Output all entries verbatim. Skip pictures.
========================================================================
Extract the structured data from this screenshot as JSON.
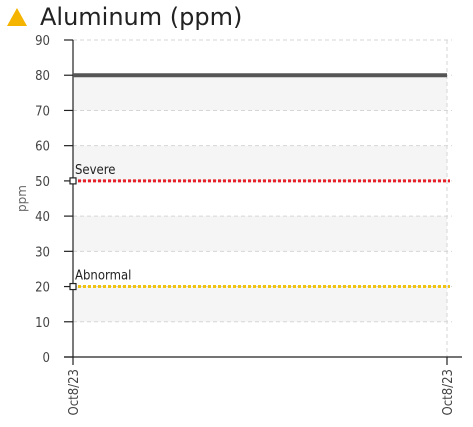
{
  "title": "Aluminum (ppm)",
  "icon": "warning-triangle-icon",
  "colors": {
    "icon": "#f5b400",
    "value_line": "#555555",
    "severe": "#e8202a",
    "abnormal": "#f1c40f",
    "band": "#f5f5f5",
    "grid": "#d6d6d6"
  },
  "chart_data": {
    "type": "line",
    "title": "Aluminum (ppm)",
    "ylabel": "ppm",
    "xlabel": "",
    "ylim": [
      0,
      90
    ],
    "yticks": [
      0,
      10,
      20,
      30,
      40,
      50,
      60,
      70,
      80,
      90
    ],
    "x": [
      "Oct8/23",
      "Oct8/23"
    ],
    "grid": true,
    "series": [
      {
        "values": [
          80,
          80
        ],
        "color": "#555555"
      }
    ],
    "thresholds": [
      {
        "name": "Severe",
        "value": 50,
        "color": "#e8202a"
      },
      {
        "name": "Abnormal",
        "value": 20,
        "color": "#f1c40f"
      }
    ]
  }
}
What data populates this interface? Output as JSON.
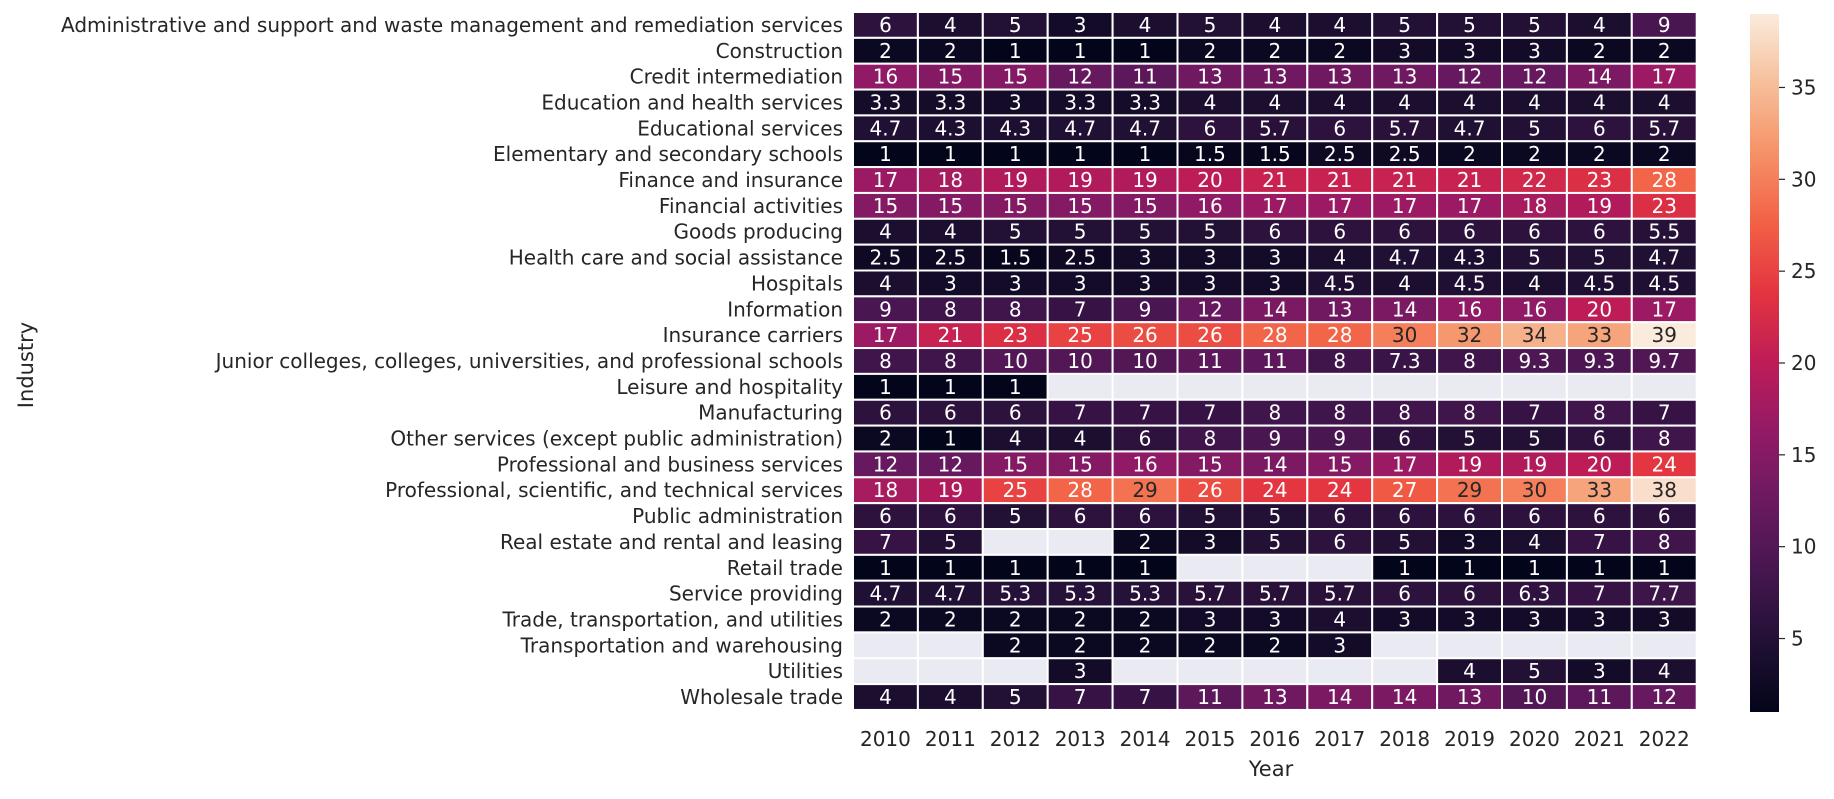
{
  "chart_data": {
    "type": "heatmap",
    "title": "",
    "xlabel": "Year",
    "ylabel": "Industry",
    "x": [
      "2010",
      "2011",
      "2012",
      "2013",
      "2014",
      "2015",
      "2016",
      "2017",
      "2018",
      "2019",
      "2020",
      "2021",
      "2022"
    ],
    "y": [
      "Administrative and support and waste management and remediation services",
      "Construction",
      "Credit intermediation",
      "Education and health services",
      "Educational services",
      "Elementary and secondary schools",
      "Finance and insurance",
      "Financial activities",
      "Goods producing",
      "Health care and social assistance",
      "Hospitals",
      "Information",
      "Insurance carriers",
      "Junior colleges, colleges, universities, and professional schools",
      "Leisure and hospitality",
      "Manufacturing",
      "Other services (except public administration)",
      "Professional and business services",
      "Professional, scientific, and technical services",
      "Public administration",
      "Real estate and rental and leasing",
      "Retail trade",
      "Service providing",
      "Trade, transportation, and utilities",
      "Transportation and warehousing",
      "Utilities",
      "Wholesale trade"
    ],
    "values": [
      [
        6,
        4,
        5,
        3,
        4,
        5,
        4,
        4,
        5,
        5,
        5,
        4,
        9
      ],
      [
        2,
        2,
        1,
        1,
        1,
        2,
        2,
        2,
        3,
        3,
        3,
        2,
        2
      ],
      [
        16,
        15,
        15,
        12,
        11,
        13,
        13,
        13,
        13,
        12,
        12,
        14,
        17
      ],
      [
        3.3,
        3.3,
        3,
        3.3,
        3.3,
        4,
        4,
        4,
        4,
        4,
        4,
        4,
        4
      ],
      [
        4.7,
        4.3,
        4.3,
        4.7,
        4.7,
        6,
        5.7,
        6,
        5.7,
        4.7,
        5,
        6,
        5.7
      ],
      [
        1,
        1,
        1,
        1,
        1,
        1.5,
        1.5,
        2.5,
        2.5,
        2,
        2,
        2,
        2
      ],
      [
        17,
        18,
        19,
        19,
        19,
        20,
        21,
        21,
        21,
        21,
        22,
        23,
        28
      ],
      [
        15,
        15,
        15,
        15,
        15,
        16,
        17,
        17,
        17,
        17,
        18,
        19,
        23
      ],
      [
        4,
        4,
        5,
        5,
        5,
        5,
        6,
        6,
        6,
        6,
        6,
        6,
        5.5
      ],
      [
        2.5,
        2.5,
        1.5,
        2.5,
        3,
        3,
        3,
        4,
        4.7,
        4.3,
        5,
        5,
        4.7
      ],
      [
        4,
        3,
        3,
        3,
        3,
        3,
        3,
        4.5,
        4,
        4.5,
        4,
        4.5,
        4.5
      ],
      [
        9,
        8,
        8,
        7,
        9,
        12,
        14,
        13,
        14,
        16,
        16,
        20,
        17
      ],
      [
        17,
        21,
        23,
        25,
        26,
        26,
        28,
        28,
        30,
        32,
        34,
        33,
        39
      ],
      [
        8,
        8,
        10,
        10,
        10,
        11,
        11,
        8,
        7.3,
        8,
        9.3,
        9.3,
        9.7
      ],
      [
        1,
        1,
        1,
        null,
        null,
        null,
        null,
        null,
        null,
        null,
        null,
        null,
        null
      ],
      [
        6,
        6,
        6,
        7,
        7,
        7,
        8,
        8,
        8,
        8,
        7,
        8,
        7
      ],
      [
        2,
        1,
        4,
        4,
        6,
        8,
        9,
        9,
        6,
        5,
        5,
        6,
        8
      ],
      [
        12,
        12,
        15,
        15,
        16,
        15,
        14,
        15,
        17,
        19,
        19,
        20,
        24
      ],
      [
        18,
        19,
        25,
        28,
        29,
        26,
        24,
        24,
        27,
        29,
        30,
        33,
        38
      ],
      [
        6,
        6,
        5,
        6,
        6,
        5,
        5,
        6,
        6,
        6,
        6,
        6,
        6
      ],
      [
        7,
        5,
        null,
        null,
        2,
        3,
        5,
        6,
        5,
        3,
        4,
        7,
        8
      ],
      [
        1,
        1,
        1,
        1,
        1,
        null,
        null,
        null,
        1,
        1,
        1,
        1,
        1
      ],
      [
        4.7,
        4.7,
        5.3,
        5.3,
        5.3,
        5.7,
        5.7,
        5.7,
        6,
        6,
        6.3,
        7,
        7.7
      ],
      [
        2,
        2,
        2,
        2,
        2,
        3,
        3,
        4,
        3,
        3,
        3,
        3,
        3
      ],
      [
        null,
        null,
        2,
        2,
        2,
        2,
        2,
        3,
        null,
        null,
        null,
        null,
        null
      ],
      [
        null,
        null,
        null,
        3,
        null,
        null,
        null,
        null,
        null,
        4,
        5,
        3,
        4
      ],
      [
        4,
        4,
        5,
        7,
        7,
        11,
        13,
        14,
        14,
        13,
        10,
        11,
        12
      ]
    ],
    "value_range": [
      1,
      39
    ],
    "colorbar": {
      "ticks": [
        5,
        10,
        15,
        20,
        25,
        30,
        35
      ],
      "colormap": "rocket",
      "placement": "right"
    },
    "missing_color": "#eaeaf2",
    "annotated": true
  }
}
========================================================================
## Finished exercise
Extract the structured data from this screenshot as JSON.
{
  "title": "Aluminum (ppm)",
  "icon": "warning-triangle-icon",
  "colors": {
    "icon": "#f5b400",
    "value_line": "#555555",
    "severe": "#e8202a",
    "abnormal": "#f1c40f",
    "band": "#f5f5f5",
    "grid": "#d6d6d6"
  },
  "chart_data": {
    "type": "line",
    "title": "Aluminum (ppm)",
    "ylabel": "ppm",
    "xlabel": "",
    "ylim": [
      0,
      90
    ],
    "yticks": [
      0,
      10,
      20,
      30,
      40,
      50,
      60,
      70,
      80,
      90
    ],
    "x": [
      "Oct8/23",
      "Oct8/23"
    ],
    "grid": true,
    "series": [
      {
        "values": [
          80,
          80
        ],
        "color": "#555555"
      }
    ],
    "thresholds": [
      {
        "name": "Severe",
        "value": 50,
        "color": "#e8202a"
      },
      {
        "name": "Abnormal",
        "value": 20,
        "color": "#f1c40f"
      }
    ]
  }
}
What data populates this interface? Output as JSON.
{
  "chart_data": {
    "type": "heatmap",
    "title": "",
    "xlabel": "Year",
    "ylabel": "Industry",
    "x": [
      "2010",
      "2011",
      "2012",
      "2013",
      "2014",
      "2015",
      "2016",
      "2017",
      "2018",
      "2019",
      "2020",
      "2021",
      "2022"
    ],
    "y": [
      "Administrative and support and waste management and remediation services",
      "Construction",
      "Credit intermediation",
      "Education and health services",
      "Educational services",
      "Elementary and secondary schools",
      "Finance and insurance",
      "Financial activities",
      "Goods producing",
      "Health care and social assistance",
      "Hospitals",
      "Information",
      "Insurance carriers",
      "Junior colleges, colleges, universities, and professional schools",
      "Leisure and hospitality",
      "Manufacturing",
      "Other services (except public administration)",
      "Professional and business services",
      "Professional, scientific, and technical services",
      "Public administration",
      "Real estate and rental and leasing",
      "Retail trade",
      "Service providing",
      "Trade, transportation, and utilities",
      "Transportation and warehousing",
      "Utilities",
      "Wholesale trade"
    ],
    "values": [
      [
        6,
        4,
        5,
        3,
        4,
        5,
        4,
        4,
        5,
        5,
        5,
        4,
        9
      ],
      [
        2,
        2,
        1,
        1,
        1,
        2,
        2,
        2,
        3,
        3,
        3,
        2,
        2
      ],
      [
        16,
        15,
        15,
        12,
        11,
        13,
        13,
        13,
        13,
        12,
        12,
        14,
        17
      ],
      [
        3.3,
        3.3,
        3,
        3.3,
        3.3,
        4,
        4,
        4,
        4,
        4,
        4,
        4,
        4
      ],
      [
        4.7,
        4.3,
        4.3,
        4.7,
        4.7,
        6,
        5.7,
        6,
        5.7,
        4.7,
        5,
        6,
        5.7
      ],
      [
        1,
        1,
        1,
        1,
        1,
        1.5,
        1.5,
        2.5,
        2.5,
        2,
        2,
        2,
        2
      ],
      [
        17,
        18,
        19,
        19,
        19,
        20,
        21,
        21,
        21,
        21,
        22,
        23,
        28
      ],
      [
        15,
        15,
        15,
        15,
        15,
        16,
        17,
        17,
        17,
        17,
        18,
        19,
        23
      ],
      [
        4,
        4,
        5,
        5,
        5,
        5,
        6,
        6,
        6,
        6,
        6,
        6,
        5.5
      ],
      [
        2.5,
        2.5,
        1.5,
        2.5,
        3,
        3,
        3,
        4,
        4.7,
        4.3,
        5,
        5,
        4.7
      ],
      [
        4,
        3,
        3,
        3,
        3,
        3,
        3,
        4.5,
        4,
        4.5,
        4,
        4.5,
        4.5
      ],
      [
        9,
        8,
        8,
        7,
        9,
        12,
        14,
        13,
        14,
        16,
        16,
        20,
        17
      ],
      [
        17,
        21,
        23,
        25,
        26,
        26,
        28,
        28,
        30,
        32,
        34,
        33,
        39
      ],
      [
        8,
        8,
        10,
        10,
        10,
        11,
        11,
        8,
        7.3,
        8,
        9.3,
        9.3,
        9.7
      ],
      [
        1,
        1,
        1,
        null,
        null,
        null,
        null,
        null,
        null,
        null,
        null,
        null,
        null
      ],
      [
        6,
        6,
        6,
        7,
        7,
        7,
        8,
        8,
        8,
        8,
        7,
        8,
        7
      ],
      [
        2,
        1,
        4,
        4,
        6,
        8,
        9,
        9,
        6,
        5,
        5,
        6,
        8
      ],
      [
        12,
        12,
        15,
        15,
        16,
        15,
        14,
        15,
        17,
        19,
        19,
        20,
        24
      ],
      [
        18,
        19,
        25,
        28,
        29,
        26,
        24,
        24,
        27,
        29,
        30,
        33,
        38
      ],
      [
        6,
        6,
        5,
        6,
        6,
        5,
        5,
        6,
        6,
        6,
        6,
        6,
        6
      ],
      [
        7,
        5,
        null,
        null,
        2,
        3,
        5,
        6,
        5,
        3,
        4,
        7,
        8
      ],
      [
        1,
        1,
        1,
        1,
        1,
        null,
        null,
        null,
        1,
        1,
        1,
        1,
        1
      ],
      [
        4.7,
        4.7,
        5.3,
        5.3,
        5.3,
        5.7,
        5.7,
        5.7,
        6,
        6,
        6.3,
        7,
        7.7
      ],
      [
        2,
        2,
        2,
        2,
        2,
        3,
        3,
        4,
        3,
        3,
        3,
        3,
        3
      ],
      [
        null,
        null,
        2,
        2,
        2,
        2,
        2,
        3,
        null,
        null,
        null,
        null,
        null
      ],
      [
        null,
        null,
        null,
        3,
        null,
        null,
        null,
        null,
        null,
        4,
        5,
        3,
        4
      ],
      [
        4,
        4,
        5,
        7,
        7,
        11,
        13,
        14,
        14,
        13,
        10,
        11,
        12
      ]
    ],
    "value_range": [
      1,
      39
    ],
    "colorbar": {
      "ticks": [
        5,
        10,
        15,
        20,
        25,
        30,
        35
      ],
      "colormap": "rocket",
      "placement": "right"
    },
    "missing_color": "#eaeaf2",
    "annotated": true
  }
}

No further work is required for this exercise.